▶ Written task:
Below are the records. Gather each line that holds "interdisciplinary".

Rows from a figure dataset:
• • • • • • •

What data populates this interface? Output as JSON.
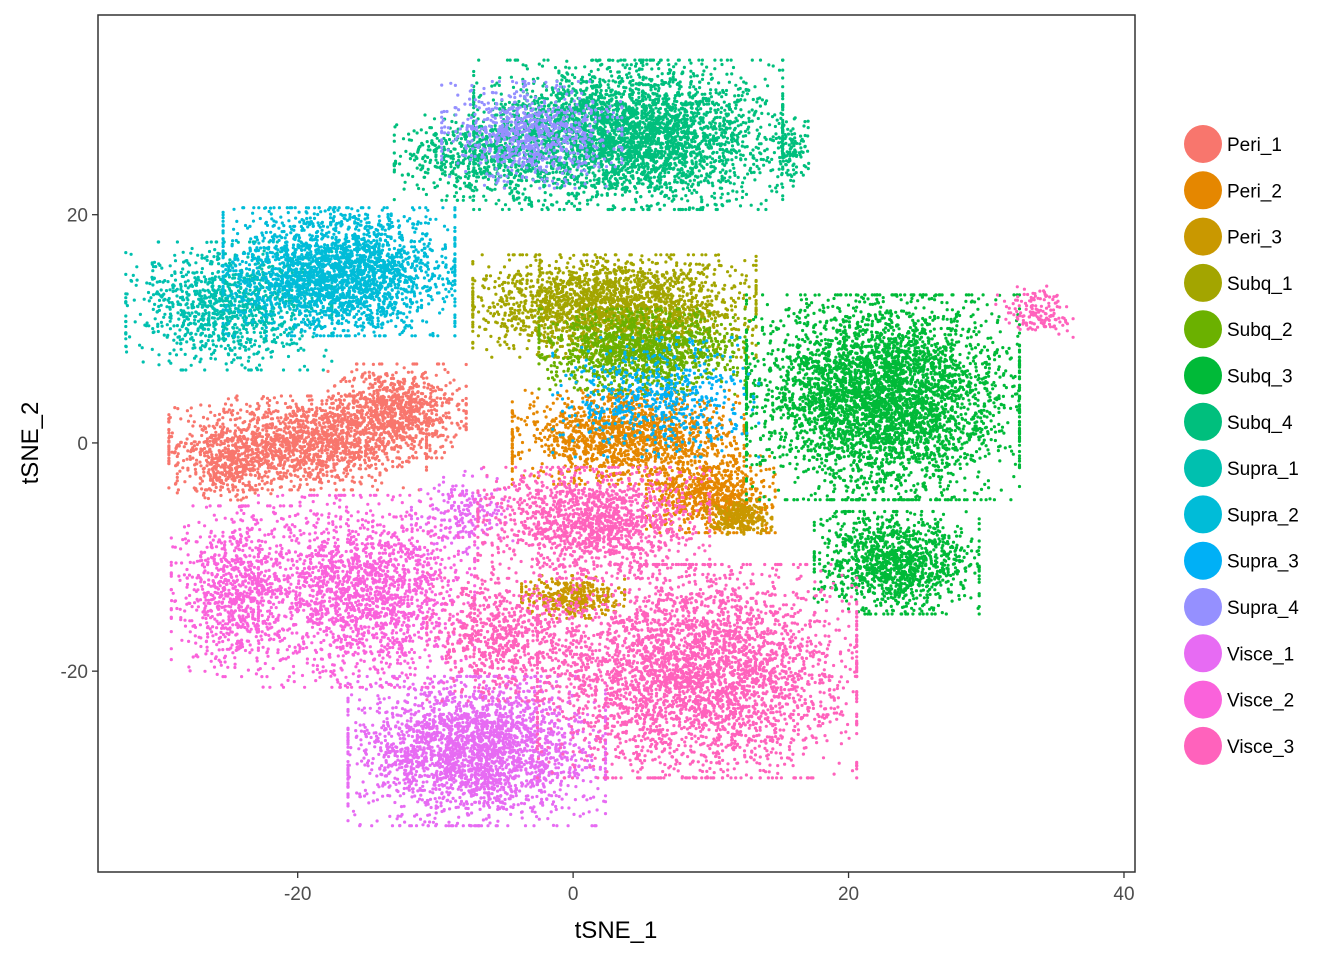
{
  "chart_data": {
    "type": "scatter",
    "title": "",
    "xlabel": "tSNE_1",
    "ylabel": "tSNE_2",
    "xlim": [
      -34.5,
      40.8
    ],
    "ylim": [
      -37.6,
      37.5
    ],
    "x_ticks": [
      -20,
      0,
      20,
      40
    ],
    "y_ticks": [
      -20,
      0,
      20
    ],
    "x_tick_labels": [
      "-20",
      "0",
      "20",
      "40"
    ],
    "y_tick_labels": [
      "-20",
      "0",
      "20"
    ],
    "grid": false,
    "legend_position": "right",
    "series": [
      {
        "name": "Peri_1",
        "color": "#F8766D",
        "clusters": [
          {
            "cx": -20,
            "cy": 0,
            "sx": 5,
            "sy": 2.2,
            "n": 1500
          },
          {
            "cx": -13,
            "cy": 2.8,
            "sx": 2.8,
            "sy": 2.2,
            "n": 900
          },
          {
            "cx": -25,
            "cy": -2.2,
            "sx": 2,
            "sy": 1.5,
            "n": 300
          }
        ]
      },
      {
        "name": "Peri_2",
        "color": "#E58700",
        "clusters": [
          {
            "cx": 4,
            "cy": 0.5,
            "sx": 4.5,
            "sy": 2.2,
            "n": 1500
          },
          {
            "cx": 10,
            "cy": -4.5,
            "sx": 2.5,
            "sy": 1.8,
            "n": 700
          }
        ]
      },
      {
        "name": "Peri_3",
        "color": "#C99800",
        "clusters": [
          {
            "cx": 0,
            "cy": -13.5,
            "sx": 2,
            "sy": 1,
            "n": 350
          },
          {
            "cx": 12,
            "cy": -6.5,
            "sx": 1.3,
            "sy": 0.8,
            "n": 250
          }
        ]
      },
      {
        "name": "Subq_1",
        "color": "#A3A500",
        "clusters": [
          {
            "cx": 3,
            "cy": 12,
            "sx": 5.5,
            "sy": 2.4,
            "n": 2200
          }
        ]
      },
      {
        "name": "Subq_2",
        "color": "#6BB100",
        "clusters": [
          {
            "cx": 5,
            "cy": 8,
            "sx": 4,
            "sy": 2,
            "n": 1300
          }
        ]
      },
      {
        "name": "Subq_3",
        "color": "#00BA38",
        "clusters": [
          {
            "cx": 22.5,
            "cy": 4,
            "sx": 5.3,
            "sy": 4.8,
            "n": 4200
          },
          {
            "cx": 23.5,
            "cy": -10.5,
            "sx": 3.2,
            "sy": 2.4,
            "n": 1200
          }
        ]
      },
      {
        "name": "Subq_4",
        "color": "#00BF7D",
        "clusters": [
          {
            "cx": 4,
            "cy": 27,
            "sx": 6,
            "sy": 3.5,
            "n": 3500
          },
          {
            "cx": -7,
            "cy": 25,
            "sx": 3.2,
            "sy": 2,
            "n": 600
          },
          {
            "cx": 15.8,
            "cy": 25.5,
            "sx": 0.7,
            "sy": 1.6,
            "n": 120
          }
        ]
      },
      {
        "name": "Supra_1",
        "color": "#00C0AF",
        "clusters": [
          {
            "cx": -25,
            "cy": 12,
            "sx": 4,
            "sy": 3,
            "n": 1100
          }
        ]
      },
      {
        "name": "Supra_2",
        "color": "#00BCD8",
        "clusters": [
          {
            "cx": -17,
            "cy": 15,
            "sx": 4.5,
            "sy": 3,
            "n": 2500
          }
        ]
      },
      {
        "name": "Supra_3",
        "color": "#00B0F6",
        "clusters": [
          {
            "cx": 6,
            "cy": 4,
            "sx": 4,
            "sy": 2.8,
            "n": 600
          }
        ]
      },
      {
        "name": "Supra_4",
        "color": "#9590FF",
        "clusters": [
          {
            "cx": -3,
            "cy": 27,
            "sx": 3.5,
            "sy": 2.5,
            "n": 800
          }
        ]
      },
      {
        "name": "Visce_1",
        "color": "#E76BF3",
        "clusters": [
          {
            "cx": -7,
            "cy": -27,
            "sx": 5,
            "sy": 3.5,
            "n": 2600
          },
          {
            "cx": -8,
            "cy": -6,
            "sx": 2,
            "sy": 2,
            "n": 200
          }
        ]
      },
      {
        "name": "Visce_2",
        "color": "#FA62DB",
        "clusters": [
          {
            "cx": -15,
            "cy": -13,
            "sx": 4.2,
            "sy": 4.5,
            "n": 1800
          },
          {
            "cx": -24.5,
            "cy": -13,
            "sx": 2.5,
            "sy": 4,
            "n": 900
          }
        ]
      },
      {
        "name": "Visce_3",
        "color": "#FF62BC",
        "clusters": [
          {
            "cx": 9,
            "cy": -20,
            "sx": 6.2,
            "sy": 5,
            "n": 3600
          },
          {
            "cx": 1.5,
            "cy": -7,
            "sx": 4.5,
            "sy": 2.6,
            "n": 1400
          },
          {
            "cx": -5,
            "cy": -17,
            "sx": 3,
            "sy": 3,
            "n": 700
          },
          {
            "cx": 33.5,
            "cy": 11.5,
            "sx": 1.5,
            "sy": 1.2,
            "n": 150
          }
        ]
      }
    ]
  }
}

• • • • • • •

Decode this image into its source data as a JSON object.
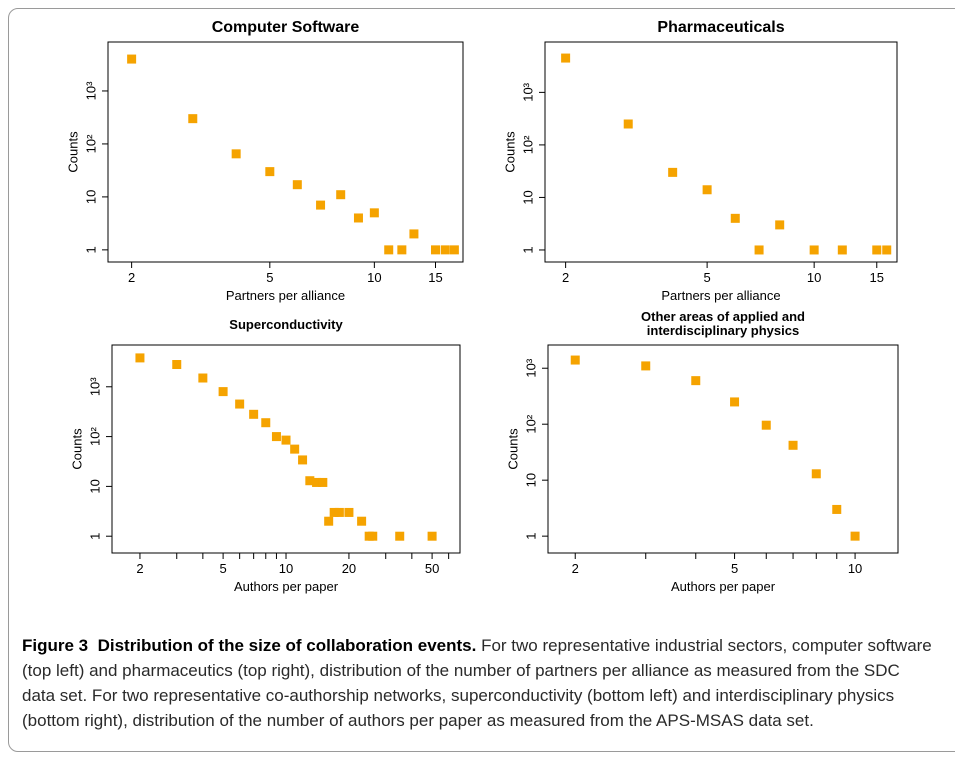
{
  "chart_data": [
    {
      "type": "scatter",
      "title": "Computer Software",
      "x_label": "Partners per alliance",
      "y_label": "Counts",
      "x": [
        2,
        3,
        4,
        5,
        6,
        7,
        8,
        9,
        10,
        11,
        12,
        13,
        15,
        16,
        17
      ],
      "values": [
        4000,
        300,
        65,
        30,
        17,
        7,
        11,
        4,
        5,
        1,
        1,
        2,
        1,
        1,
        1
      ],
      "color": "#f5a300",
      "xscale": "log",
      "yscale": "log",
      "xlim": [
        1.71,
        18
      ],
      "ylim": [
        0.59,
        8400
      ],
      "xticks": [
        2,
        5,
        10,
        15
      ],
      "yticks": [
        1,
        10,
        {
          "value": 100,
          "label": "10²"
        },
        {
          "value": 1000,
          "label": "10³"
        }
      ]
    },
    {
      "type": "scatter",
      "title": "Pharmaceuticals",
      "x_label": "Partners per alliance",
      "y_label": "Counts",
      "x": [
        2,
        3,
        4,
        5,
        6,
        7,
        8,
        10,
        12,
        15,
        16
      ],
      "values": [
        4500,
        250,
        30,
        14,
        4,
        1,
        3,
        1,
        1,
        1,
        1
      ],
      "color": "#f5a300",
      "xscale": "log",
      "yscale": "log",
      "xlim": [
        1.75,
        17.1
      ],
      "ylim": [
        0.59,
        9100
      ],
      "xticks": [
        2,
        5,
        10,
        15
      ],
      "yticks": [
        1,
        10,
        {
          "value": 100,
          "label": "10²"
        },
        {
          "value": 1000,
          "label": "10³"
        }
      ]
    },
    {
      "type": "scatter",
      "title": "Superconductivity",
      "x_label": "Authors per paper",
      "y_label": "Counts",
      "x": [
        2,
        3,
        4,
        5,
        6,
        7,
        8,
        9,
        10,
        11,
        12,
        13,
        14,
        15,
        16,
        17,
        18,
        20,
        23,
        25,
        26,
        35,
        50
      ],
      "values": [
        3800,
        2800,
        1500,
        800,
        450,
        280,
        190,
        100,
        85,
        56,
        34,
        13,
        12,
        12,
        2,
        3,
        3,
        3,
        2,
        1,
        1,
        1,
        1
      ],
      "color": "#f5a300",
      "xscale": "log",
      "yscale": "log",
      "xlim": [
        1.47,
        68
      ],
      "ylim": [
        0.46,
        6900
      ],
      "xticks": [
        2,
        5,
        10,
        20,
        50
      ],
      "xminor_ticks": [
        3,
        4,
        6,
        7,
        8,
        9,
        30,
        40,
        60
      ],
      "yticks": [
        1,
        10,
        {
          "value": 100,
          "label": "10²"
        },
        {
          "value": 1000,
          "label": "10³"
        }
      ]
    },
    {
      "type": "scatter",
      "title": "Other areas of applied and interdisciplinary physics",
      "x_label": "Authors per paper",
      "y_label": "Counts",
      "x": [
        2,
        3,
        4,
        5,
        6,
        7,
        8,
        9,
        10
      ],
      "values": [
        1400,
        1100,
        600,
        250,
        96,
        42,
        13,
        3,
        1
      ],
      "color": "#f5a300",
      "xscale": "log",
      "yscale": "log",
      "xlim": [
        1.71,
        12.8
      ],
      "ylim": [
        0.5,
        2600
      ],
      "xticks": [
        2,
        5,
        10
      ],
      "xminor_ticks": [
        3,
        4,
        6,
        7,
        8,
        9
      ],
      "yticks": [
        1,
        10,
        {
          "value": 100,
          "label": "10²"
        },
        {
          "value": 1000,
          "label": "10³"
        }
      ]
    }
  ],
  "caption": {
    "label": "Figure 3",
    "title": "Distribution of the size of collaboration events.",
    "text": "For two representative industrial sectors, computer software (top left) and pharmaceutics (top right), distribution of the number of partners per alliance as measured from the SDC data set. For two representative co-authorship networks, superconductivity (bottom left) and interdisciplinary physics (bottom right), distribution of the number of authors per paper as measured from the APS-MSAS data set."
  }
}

• • • • • • •

▶ Problem solution:
      "title": "Other areas of applied and interdisciplinary physics",
    "text": "For two representative industrial sectors, computer software (top left) and pharmaceutics (top right), distribution of the number of partners per alliance as measured from the SDC data set. For two representative co-authorship networks, superconductivity (bottom left) and interdisciplinary physics (bottom right), distribution of the number of authors per paper as measured from the APS-MSAS data set."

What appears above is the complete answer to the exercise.